** Goal of the exercise **
Filter this material down to the lines that hold "società", copying each one.

::: Working data :::

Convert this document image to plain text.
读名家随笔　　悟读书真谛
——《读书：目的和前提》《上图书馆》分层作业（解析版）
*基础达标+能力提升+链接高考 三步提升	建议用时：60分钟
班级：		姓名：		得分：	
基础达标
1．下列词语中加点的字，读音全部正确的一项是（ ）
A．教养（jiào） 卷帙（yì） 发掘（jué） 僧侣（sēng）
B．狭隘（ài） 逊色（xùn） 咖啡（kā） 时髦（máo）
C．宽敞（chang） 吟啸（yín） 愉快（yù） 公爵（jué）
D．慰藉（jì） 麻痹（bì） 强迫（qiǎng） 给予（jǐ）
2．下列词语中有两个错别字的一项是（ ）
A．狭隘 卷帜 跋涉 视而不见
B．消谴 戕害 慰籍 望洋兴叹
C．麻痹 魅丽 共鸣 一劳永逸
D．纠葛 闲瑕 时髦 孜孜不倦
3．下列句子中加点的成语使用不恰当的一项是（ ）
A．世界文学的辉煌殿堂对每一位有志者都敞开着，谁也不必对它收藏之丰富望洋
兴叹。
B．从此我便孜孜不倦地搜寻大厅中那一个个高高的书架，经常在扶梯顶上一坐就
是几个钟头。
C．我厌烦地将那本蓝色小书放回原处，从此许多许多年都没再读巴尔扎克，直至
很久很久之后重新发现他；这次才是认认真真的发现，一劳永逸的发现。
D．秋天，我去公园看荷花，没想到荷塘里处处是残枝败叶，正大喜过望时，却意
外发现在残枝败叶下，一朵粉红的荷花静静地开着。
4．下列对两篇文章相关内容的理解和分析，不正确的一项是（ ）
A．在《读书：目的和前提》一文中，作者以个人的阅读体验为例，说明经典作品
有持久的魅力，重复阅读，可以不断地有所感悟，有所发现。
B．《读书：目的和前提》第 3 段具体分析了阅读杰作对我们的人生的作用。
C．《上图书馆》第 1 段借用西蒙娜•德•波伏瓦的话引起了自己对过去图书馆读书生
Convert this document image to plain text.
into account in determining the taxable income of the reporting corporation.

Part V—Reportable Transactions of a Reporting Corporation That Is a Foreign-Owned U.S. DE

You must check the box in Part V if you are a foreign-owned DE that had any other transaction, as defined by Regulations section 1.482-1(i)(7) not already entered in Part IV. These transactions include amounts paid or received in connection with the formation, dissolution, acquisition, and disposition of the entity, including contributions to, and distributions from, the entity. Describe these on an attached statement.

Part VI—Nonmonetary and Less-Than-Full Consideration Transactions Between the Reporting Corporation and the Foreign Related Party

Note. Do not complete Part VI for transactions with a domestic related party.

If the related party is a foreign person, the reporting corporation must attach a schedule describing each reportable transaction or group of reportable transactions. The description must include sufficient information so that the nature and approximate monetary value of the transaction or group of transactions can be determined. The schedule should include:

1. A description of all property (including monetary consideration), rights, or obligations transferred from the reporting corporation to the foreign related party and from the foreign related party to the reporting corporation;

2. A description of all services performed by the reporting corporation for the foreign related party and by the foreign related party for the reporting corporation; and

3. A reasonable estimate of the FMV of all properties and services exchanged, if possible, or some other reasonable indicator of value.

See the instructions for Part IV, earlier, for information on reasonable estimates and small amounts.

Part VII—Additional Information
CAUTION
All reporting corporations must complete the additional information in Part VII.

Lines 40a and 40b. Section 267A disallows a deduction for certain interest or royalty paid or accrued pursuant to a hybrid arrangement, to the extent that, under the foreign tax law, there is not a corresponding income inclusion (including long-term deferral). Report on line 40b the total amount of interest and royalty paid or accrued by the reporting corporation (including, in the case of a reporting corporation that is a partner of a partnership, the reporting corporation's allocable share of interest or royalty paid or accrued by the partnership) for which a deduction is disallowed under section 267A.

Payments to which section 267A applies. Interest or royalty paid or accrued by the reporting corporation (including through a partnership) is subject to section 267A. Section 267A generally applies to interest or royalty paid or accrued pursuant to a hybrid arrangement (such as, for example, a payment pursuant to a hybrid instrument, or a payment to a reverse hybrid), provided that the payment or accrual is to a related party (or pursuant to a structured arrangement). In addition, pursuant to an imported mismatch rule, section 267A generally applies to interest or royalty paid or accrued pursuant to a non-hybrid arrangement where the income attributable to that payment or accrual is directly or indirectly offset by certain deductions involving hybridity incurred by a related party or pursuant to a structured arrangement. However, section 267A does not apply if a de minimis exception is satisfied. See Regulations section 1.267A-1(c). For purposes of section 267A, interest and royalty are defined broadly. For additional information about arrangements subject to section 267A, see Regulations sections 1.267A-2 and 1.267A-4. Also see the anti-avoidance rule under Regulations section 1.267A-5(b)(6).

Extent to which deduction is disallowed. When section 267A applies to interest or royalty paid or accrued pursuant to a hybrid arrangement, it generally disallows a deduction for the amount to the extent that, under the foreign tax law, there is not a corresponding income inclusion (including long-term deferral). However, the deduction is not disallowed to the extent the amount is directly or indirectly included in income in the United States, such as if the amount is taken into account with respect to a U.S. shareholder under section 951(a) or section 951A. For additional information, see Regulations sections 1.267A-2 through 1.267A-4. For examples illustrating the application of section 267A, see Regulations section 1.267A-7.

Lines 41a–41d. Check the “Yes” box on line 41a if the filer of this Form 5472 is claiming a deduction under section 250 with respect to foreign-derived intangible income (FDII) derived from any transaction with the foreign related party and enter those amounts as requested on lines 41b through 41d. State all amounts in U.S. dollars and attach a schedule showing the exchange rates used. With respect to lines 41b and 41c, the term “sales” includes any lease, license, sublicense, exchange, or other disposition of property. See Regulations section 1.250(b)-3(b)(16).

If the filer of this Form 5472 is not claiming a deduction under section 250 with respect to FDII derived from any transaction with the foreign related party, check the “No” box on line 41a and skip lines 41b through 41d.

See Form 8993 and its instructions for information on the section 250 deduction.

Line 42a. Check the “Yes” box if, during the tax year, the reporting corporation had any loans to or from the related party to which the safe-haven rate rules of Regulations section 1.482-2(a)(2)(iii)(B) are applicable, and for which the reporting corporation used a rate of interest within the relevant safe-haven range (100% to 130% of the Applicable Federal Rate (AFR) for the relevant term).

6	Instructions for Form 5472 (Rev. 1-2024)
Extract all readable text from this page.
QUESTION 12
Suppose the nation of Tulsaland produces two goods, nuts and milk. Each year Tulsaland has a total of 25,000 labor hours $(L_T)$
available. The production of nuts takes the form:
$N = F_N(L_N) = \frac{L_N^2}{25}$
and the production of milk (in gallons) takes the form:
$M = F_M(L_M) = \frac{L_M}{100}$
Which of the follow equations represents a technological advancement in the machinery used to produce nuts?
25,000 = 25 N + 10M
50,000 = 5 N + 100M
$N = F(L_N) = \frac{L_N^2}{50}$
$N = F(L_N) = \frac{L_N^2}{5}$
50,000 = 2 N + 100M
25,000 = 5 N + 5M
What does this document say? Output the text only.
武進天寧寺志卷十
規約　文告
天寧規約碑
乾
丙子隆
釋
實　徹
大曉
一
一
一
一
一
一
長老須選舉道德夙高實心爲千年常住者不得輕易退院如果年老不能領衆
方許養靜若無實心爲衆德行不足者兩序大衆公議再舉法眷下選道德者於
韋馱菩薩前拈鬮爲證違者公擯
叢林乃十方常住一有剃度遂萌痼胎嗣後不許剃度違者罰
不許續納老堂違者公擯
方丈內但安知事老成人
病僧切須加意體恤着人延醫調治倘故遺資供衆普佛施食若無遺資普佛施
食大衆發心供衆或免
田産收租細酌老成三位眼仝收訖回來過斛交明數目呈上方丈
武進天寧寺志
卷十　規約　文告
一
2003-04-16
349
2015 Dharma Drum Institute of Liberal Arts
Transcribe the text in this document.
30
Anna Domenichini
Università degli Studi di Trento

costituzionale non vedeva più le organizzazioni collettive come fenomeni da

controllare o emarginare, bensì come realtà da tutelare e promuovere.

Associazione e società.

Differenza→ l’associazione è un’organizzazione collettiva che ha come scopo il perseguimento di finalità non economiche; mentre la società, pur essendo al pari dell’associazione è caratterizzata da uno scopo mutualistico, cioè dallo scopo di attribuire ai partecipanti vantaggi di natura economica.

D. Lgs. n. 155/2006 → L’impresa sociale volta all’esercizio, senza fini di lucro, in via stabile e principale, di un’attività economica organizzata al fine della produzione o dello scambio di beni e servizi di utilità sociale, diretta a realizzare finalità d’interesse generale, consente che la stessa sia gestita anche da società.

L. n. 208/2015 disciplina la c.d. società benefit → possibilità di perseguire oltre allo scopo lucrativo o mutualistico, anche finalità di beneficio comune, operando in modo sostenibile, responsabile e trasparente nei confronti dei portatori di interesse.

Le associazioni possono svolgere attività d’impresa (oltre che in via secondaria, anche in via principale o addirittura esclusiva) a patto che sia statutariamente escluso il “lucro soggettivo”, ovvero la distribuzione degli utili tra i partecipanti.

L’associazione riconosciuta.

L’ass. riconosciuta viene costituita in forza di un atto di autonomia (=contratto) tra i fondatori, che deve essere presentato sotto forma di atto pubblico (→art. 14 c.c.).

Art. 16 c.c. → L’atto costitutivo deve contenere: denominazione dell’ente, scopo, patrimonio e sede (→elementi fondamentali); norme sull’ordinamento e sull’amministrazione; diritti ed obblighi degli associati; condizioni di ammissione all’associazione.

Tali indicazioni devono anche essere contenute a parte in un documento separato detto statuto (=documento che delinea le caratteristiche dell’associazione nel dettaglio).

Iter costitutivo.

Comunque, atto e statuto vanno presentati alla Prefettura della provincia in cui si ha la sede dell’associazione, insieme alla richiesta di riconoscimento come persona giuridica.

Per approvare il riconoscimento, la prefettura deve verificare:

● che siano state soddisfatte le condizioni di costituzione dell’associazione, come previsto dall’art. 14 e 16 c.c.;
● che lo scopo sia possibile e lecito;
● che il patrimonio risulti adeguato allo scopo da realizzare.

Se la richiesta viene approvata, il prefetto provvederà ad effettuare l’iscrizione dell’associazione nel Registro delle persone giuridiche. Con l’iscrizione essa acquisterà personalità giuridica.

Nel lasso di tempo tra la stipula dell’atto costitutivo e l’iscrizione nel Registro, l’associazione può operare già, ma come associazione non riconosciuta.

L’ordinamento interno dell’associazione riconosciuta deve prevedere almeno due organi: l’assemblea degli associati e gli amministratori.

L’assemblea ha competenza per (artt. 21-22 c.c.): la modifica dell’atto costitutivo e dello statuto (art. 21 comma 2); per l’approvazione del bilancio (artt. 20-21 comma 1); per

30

:::

** Correct output **
Associazione e società.
Differenza→ l’associazione è un’organizzazione collettiva che ha come scopo il perseguimento di finalità non economiche; mentre la società, pur essendo al pari dell’associazione è caratterizzata da uno scopo mutualistico, cioè dallo scopo di attribuire ai partecipanti vantaggi di natura economica.
D. Lgs. n. 155/2006 → L’impresa sociale volta all’esercizio, senza fini di lucro, in via stabile e principale, di un’attività economica organizzata al fine della produzione o dello scambio di beni e servizi di utilità sociale, diretta a realizzare finalità d’interesse generale, consente che la stessa sia gestita anche da società.
L. n. 208/2015 disciplina la c.d. società benefit → possibilità di perseguire oltre allo scopo lucrativo o mutualistico, anche finalità di beneficio comune, operando in modo sostenibile, responsabile e trasparente nei confronti dei portatori di interesse.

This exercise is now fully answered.